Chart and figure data
────────
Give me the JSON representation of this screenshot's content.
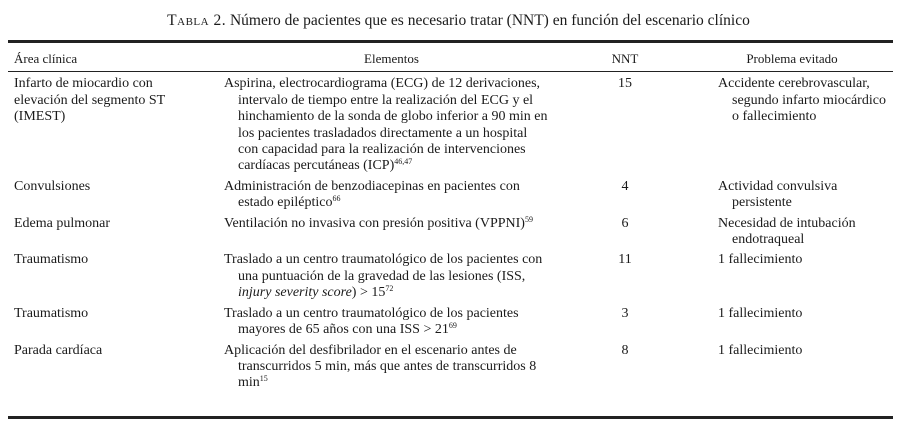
{
  "title": {
    "label": "Tabla 2.",
    "text": "Número de pacientes que es necesario tratar (NNT) en función del escenario clínico"
  },
  "headers": [
    "Área clínica",
    "Elementos",
    "NNT",
    "Problema evitado"
  ],
  "rows": [
    {
      "area": "Infarto de miocardio con elevación del segmento ST (IMEST)",
      "elementos": [
        {
          "t": "Aspirina, electrocardiograma (ECG) de 12 derivaciones, intervalo de tiempo entre la realización del ECG y el hinchamiento de la sonda de globo inferior a 90 min en los pacientes trasladados directamente a un hospital con capacidad para la realización de intervenciones cardíacas percutáneas (ICP)"
        },
        {
          "t": "46,47",
          "s": "sup"
        }
      ],
      "nnt": "15",
      "problema": "Accidente cerebrovascular, segundo infarto miocárdico o fallecimiento"
    },
    {
      "area": "Convulsiones",
      "elementos": [
        {
          "t": "Administración de benzodiacepinas en pacientes con estado epiléptico"
        },
        {
          "t": "66",
          "s": "sup"
        }
      ],
      "nnt": "4",
      "problema": "Actividad convulsiva persistente"
    },
    {
      "area": "Edema pulmonar",
      "elementos": [
        {
          "t": "Ventilación no invasiva con presión positiva (VPPNI)"
        },
        {
          "t": "59",
          "s": "sup"
        }
      ],
      "nnt": "6",
      "problema": "Necesidad de intubación endotraqueal"
    },
    {
      "area": "Traumatismo",
      "elementos": [
        {
          "t": "Traslado a un centro traumatológico de los pacientes con una puntuación de la gravedad de las lesiones (ISS, "
        },
        {
          "t": "injury severity score",
          "s": "i"
        },
        {
          "t": ") > 15"
        },
        {
          "t": "72",
          "s": "sup"
        }
      ],
      "nnt": "11",
      "problema": "1 fallecimiento"
    },
    {
      "area": "Traumatismo",
      "elementos": [
        {
          "t": "Traslado a un centro traumatológico de los pacientes mayores de 65 años con una ISS > 21"
        },
        {
          "t": "69",
          "s": "sup"
        }
      ],
      "nnt": "3",
      "problema": "1 fallecimiento"
    },
    {
      "area": "Parada cardíaca",
      "elementos": [
        {
          "t": "Aplicación del desfibrilador en el escenario antes de transcurridos 5 min, más que antes de transcurridos 8 min"
        },
        {
          "t": "15",
          "s": "sup"
        }
      ],
      "nnt": "8",
      "problema": "1 fallecimiento"
    }
  ]
}
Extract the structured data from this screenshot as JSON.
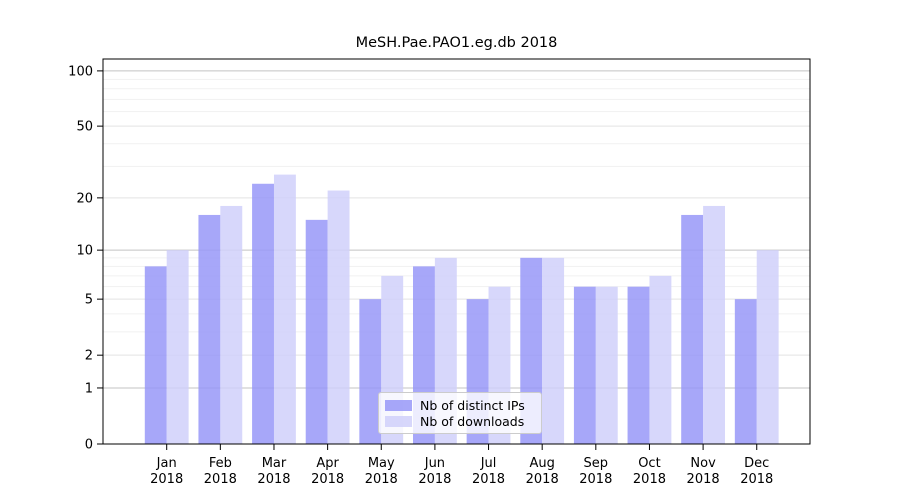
{
  "title": "MeSH.Pae.PAO1.eg.db 2018",
  "colors": {
    "ips_bar": "#9898f8",
    "downloads_bar": "#d0d0fa",
    "bar_opacity": 0.85,
    "grid_major": "#c3c3c3",
    "grid_mid": "#e3e3e3",
    "grid_minor": "#f1f1f1",
    "axis": "#000000",
    "tick_label": "#000000",
    "legend_border": "#cccccc"
  },
  "chart_data": {
    "type": "bar",
    "title": "MeSH.Pae.PAO1.eg.db 2018",
    "categories": [
      "Jan",
      "Feb",
      "Mar",
      "Apr",
      "May",
      "Jun",
      "Jul",
      "Aug",
      "Sep",
      "Oct",
      "Nov",
      "Dec"
    ],
    "year_label": "2018",
    "series": [
      {
        "name": "Nb of distinct IPs",
        "values": [
          8,
          16,
          24,
          15,
          5,
          8,
          5,
          9,
          6,
          6,
          16,
          5
        ]
      },
      {
        "name": "Nb of downloads",
        "values": [
          10,
          18,
          27,
          22,
          7,
          9,
          6,
          9,
          6,
          7,
          18,
          10
        ]
      }
    ],
    "yscale": "log1p",
    "yticks": [
      0,
      1,
      2,
      5,
      10,
      20,
      50,
      100
    ],
    "minor_yticks": [
      3,
      4,
      6,
      7,
      8,
      9,
      30,
      40,
      60,
      70,
      80,
      90
    ],
    "ylim": [
      0,
      116
    ],
    "grid": true,
    "legend_position": "lower center"
  }
}
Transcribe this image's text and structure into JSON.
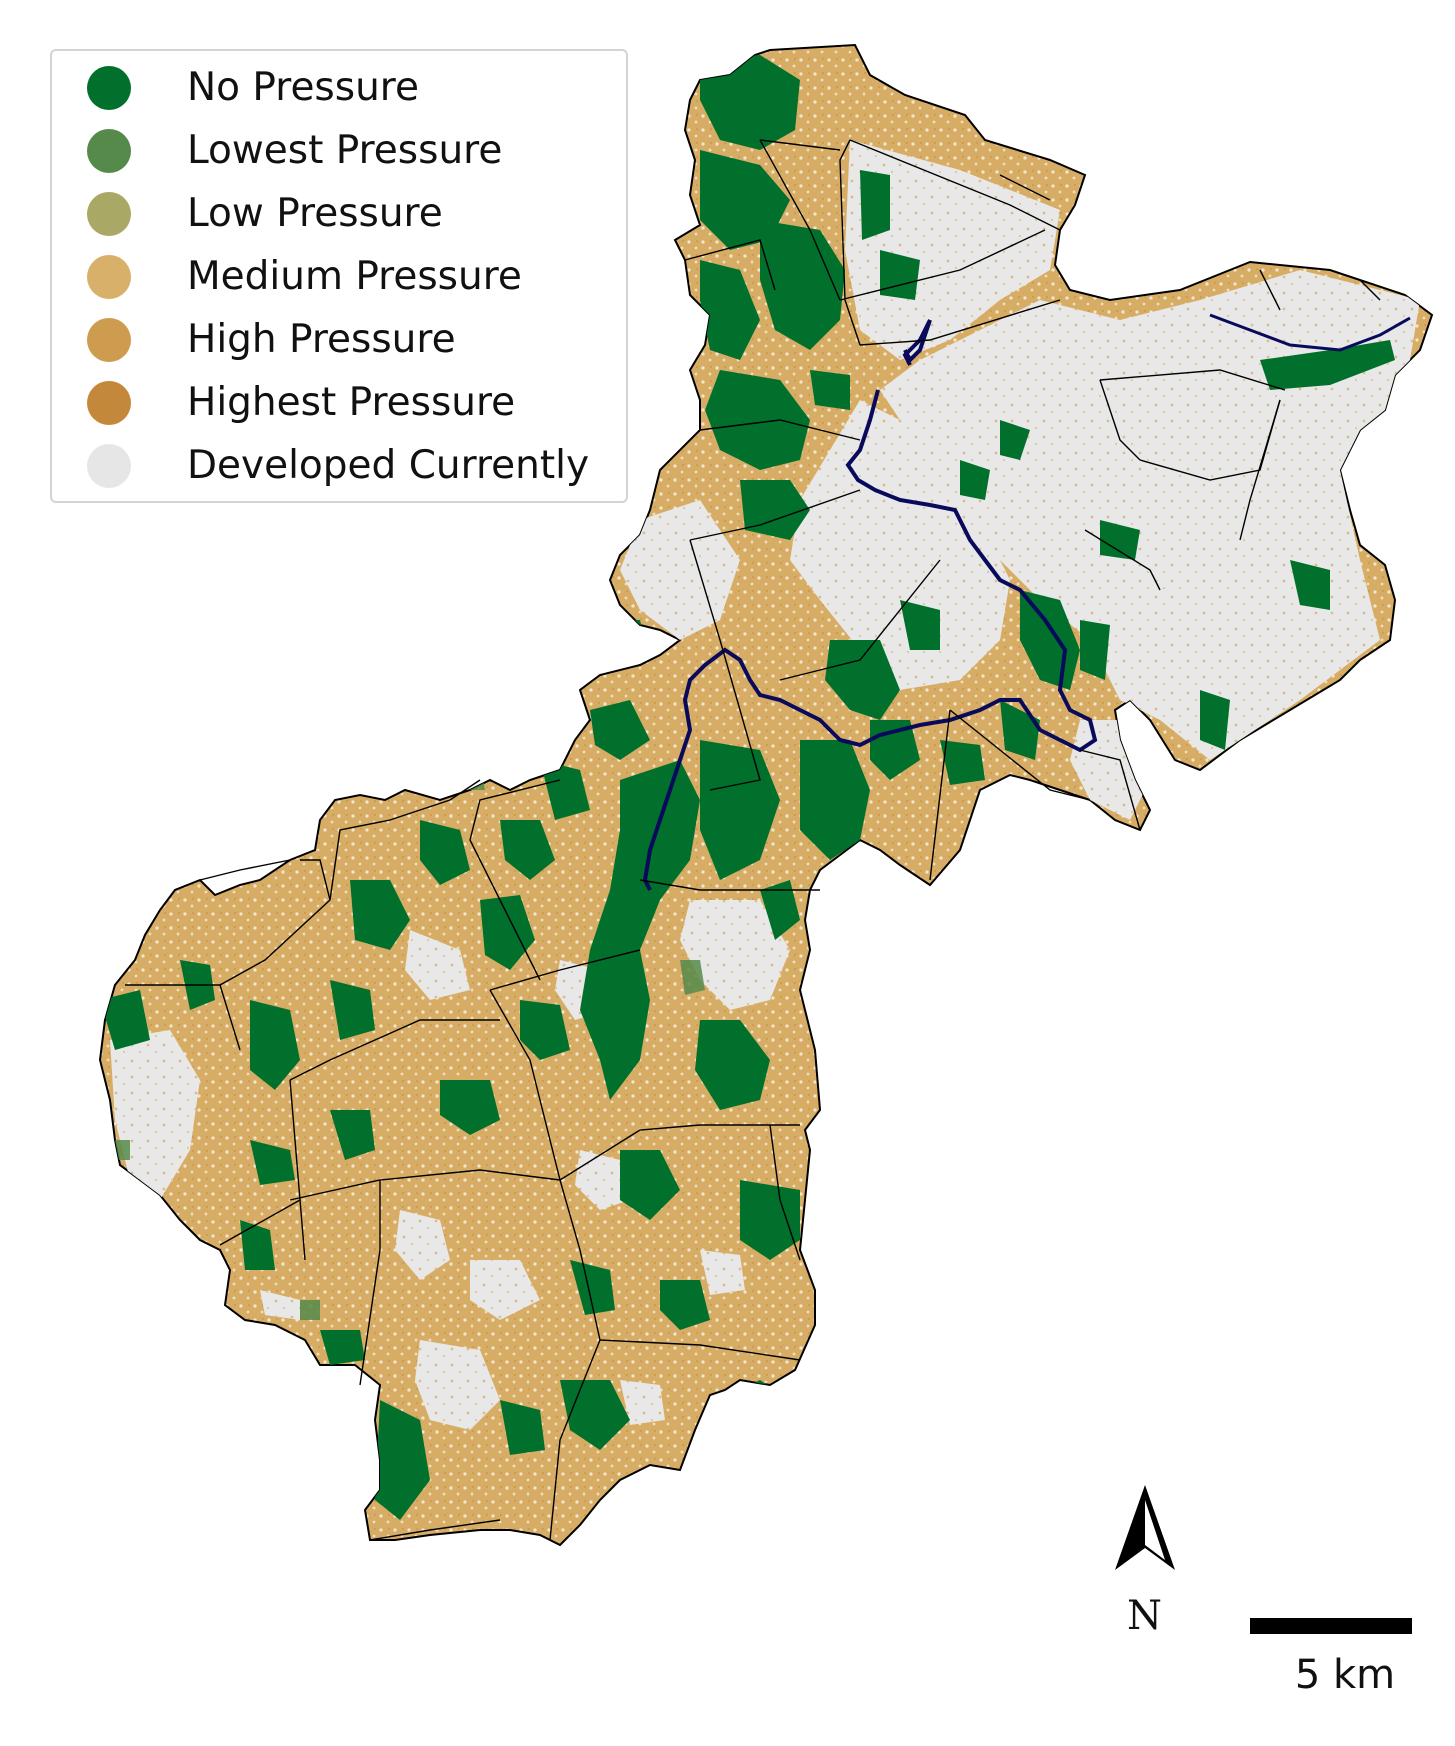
{
  "legend": {
    "items": [
      {
        "label": "No Pressure",
        "color": "#00702c"
      },
      {
        "label": "Lowest Pressure",
        "color": "#568a4a"
      },
      {
        "label": "Low Pressure",
        "color": "#aaa865"
      },
      {
        "label": "Medium Pressure",
        "color": "#d9b06a"
      },
      {
        "label": "High Pressure",
        "color": "#cd9c4f"
      },
      {
        "label": "Highest Pressure",
        "color": "#c38839"
      },
      {
        "label": "Developed Currently",
        "color": "#e6e6e6"
      }
    ]
  },
  "north_arrow": {
    "label": "N",
    "icon": "north-arrow-icon"
  },
  "scale_bar": {
    "label": "5 km"
  },
  "colors": {
    "boundary": "#000000",
    "river": "#0a0a5c",
    "background": "#ffffff"
  }
}
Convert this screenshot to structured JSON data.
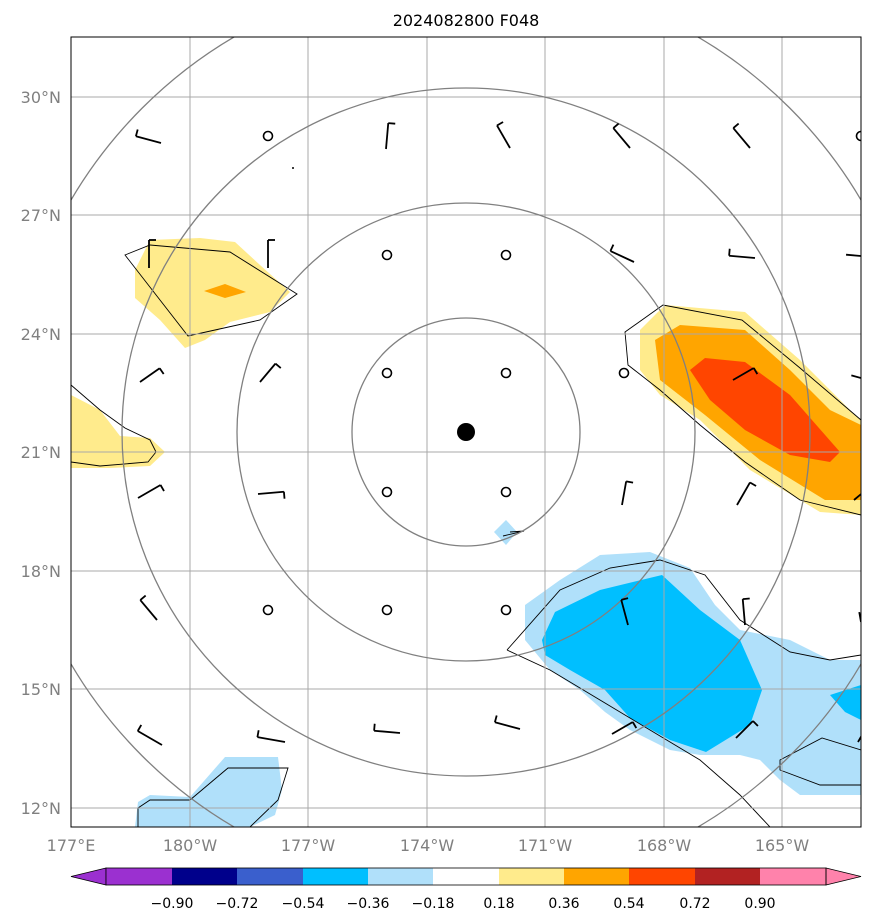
{
  "title": "2024082800 F048",
  "lat_ticks": [
    "30°N",
    "27°N",
    "24°N",
    "21°N",
    "18°N",
    "15°N",
    "12°N"
  ],
  "lon_ticks": [
    "177°E",
    "180°W",
    "177°W",
    "174°W",
    "171°W",
    "168°W",
    "165°W"
  ],
  "colorbar": {
    "labels": [
      "−0.90",
      "−0.72",
      "−0.54",
      "−0.36",
      "−0.18",
      "0.18",
      "0.36",
      "0.54",
      "0.72",
      "0.90"
    ],
    "colors": [
      "#9b30d0",
      "#00008b",
      "#3a5fcd",
      "#00bfff",
      "#b0e0fa",
      "#ffffff",
      "#ffeb8c",
      "#ffa500",
      "#ff4500",
      "#b22222",
      "#ff82ab"
    ]
  },
  "center_marker": "storm-center-dot"
}
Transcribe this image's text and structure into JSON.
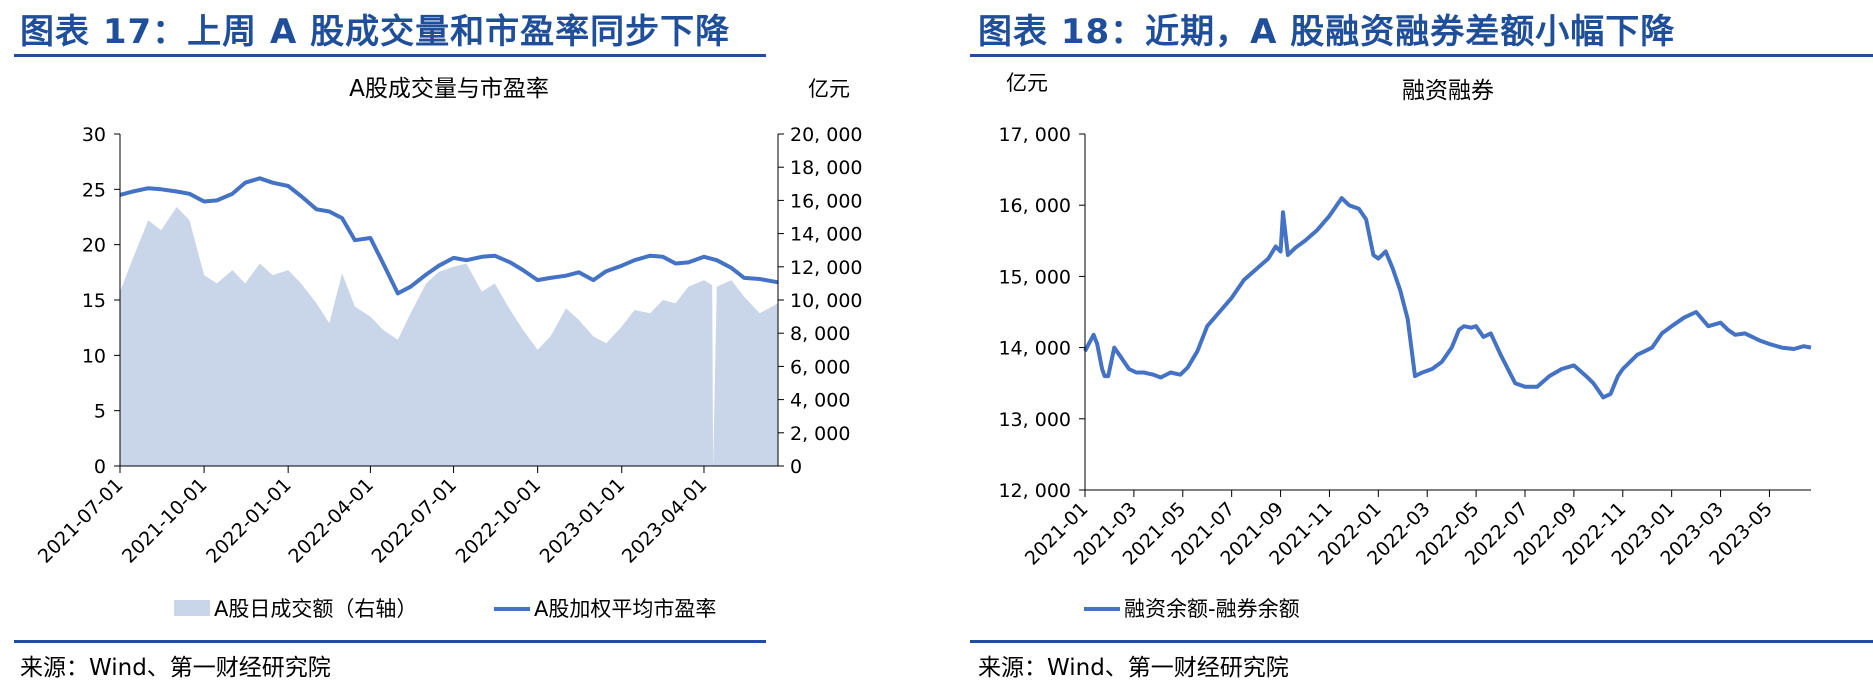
────────
**Short problem:**
Will you set down the records word for word while leaving out every picture?

**Finished exercise:**
Give me the JSON representation of this screenshot's content.
{
  "title": {
    "label": "Tabla 2.",
    "text": "Número de pacientes que es necesario tratar (NNT) en función del escenario clínico"
  },
  "headers": [
    "Área clínica",
    "Elementos",
    "NNT",
    "Problema evitado"
  ],
  "rows": [
    {
      "area": "Infarto de miocardio con elevación del segmento ST (IMEST)",
      "elementos": [
        {
          "t": "Aspirina, electrocardiograma (ECG) de 12 derivaciones, intervalo de tiempo entre la realización del ECG y el hinchamiento de la sonda de globo inferior a 90 min en los pacientes trasladados directamente a un hospital con capacidad para la realización de intervenciones cardíacas percutáneas (ICP)"
        },
        {
          "t": "46,47",
          "s": "sup"
        }
      ],
      "nnt": "15",
      "problema": "Accidente cerebrovascular, segundo infarto miocárdico o fallecimiento"
    },
    {
      "area": "Convulsiones",
      "elementos": [
        {
          "t": "Administración de benzodiacepinas en pacientes con estado epiléptico"
        },
        {
          "t": "66",
          "s": "sup"
        }
      ],
      "nnt": "4",
      "problema": "Actividad convulsiva persistente"
    },
    {
      "area": "Edema pulmonar",
      "elementos": [
        {
          "t": "Ventilación no invasiva con presión positiva (VPPNI)"
        },
        {
          "t": "59",
          "s": "sup"
        }
      ],
      "nnt": "6",
      "problema": "Necesidad de intubación endotraqueal"
    },
    {
      "area": "Traumatismo",
      "elementos": [
        {
          "t": "Traslado a un centro traumatológico de los pacientes con una puntuación de la gravedad de las lesiones (ISS, "
        },
        {
          "t": "injury severity score",
          "s": "i"
        },
        {
          "t": ") > 15"
        },
        {
          "t": "72",
          "s": "sup"
        }
      ],
      "nnt": "11",
      "problema": "1 fallecimiento"
    },
    {
      "area": "Traumatismo",
      "elementos": [
        {
          "t": "Traslado a un centro traumatológico de los pacientes mayores de 65 años con una ISS > 21"
        },
        {
          "t": "69",
          "s": "sup"
        }
      ],
      "nnt": "3",
      "problema": "1 fallecimiento"
    },
    {
      "area": "Parada cardíaca",
      "elementos": [
        {
          "t": "Aplicación del desfibrilador en el escenario antes de transcurridos 5 min, más que antes de transcurridos 8 min"
        },
        {
          "t": "15",
          "s": "sup"
        }
      ],
      "nnt": "8",
      "problema": "1 fallecimiento"
    }
  ]
}
Extract the structured data from this screenshot as JSON.
{
  "title": "MeSH.Pae.PAO1.eg.db 2018",
  "colors": {
    "ips_bar": "#9898f8",
    "downloads_bar": "#d0d0fa",
    "bar_opacity": 0.85,
    "grid_major": "#c3c3c3",
    "grid_mid": "#e3e3e3",
    "grid_minor": "#f1f1f1",
    "axis": "#000000",
    "tick_label": "#000000",
    "legend_border": "#cccccc"
  },
  "chart_data": {
    "type": "bar",
    "title": "MeSH.Pae.PAO1.eg.db 2018",
    "categories": [
      "Jan",
      "Feb",
      "Mar",
      "Apr",
      "May",
      "Jun",
      "Jul",
      "Aug",
      "Sep",
      "Oct",
      "Nov",
      "Dec"
    ],
    "year_label": "2018",
    "series": [
      {
        "name": "Nb of distinct IPs",
        "values": [
          8,
          16,
          24,
          15,
          5,
          8,
          5,
          9,
          6,
          6,
          16,
          5
        ]
      },
      {
        "name": "Nb of downloads",
        "values": [
          10,
          18,
          27,
          22,
          7,
          9,
          6,
          9,
          6,
          7,
          18,
          10
        ]
      }
    ],
    "yscale": "log1p",
    "yticks": [
      0,
      1,
      2,
      5,
      10,
      20,
      50,
      100
    ],
    "minor_yticks": [
      3,
      4,
      6,
      7,
      8,
      9,
      30,
      40,
      60,
      70,
      80,
      90
    ],
    "ylim": [
      0,
      116
    ],
    "grid": true,
    "legend_position": "lower center"
  }
}
Transcribe this image's text and structure into JSON.
{
  "legend": {
    "items": [
      {
        "label": "No Pressure",
        "color": "#00702c"
      },
      {
        "label": "Lowest Pressure",
        "color": "#568a4a"
      },
      {
        "label": "Low Pressure",
        "color": "#aaa865"
      },
      {
        "label": "Medium Pressure",
        "color": "#d9b06a"
      },
      {
        "label": "High Pressure",
        "color": "#cd9c4f"
      },
      {
        "label": "Highest Pressure",
        "color": "#c38839"
      },
      {
        "label": "Developed Currently",
        "color": "#e6e6e6"
      }
    ]
  },
  "north_arrow": {
    "label": "N",
    "icon": "north-arrow-icon"
  },
  "scale_bar": {
    "label": "5 km"
  },
  "colors": {
    "boundary": "#000000",
    "river": "#0a0a5c",
    "background": "#ffffff"
  }
}
Convert this screenshot to structured JSON data.
{
  "title": "2024082800 F048",
  "lat_ticks": [
    "30°N",
    "27°N",
    "24°N",
    "21°N",
    "18°N",
    "15°N",
    "12°N"
  ],
  "lon_ticks": [
    "177°E",
    "180°W",
    "177°W",
    "174°W",
    "171°W",
    "168°W",
    "165°W"
  ],
  "colorbar": {
    "labels": [
      "−0.90",
      "−0.72",
      "−0.54",
      "−0.36",
      "−0.18",
      "0.18",
      "0.36",
      "0.54",
      "0.72",
      "0.90"
    ],
    "colors": [
      "#9b30d0",
      "#00008b",
      "#3a5fcd",
      "#00bfff",
      "#b0e0fa",
      "#ffffff",
      "#ffeb8c",
      "#ffa500",
      "#ff4500",
      "#b22222",
      "#ff82ab"
    ]
  },
  "center_marker": "storm-center-dot"
}
Transcribe this image's text and structure into JSON.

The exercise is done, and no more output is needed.